___ Extracted material ___

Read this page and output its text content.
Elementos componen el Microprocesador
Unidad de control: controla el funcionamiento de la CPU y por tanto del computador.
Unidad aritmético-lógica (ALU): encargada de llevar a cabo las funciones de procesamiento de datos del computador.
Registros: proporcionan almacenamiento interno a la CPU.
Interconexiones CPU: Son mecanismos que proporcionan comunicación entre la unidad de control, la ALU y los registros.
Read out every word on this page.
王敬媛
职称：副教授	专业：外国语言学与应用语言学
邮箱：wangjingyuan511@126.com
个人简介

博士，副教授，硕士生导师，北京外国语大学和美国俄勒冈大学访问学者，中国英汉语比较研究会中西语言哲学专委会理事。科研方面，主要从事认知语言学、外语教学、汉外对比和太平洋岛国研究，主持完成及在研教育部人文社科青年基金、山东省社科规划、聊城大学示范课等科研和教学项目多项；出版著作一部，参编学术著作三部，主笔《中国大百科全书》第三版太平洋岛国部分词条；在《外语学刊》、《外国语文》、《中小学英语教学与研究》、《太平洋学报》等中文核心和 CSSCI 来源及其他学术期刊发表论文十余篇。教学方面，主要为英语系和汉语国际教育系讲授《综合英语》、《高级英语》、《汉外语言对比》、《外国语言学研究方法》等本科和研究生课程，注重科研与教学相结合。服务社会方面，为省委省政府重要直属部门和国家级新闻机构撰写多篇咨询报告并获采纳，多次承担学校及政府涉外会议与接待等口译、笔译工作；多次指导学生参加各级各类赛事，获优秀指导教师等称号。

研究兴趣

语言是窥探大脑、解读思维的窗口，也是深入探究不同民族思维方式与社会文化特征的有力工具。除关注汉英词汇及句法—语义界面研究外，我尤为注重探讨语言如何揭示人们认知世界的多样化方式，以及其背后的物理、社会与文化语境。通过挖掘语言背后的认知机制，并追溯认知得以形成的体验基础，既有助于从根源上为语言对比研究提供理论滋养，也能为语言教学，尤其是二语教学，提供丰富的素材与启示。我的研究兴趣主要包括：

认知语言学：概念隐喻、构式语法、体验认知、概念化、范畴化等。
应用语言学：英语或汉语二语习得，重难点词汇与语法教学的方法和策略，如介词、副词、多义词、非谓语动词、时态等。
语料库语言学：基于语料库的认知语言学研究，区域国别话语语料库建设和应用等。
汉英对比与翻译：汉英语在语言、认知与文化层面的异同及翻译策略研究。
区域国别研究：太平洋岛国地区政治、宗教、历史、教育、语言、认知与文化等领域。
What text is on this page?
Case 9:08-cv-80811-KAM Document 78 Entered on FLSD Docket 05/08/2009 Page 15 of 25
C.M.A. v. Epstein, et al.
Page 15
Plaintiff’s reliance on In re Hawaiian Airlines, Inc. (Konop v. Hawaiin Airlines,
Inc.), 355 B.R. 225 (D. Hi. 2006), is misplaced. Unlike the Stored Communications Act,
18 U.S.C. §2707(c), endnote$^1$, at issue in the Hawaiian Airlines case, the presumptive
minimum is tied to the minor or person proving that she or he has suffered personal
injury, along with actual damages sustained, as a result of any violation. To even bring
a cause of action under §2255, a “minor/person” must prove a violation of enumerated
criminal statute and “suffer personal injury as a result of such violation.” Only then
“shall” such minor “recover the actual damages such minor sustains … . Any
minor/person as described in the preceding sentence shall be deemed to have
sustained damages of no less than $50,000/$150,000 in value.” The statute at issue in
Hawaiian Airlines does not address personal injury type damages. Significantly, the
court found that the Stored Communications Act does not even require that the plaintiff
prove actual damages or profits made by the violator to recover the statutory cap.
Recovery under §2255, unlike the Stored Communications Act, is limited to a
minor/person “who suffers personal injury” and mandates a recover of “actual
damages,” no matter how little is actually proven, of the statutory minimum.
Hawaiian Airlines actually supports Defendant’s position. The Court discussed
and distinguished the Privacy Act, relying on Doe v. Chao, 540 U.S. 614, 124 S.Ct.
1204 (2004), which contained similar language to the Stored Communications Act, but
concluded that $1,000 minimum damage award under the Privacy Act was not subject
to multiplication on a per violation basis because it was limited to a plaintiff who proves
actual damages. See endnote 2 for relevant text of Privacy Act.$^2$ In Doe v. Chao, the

___

> **Task instructions**
Locate all lines in the listing above with the word "computador". Copy them.

> **Response below**
Unidad de control: controla el funcionamiento de la CPU y por tanto del computador.
Unidad aritmético-lógica (ALU): encargada de llevar a cabo las funciones de procesamiento de datos del computador.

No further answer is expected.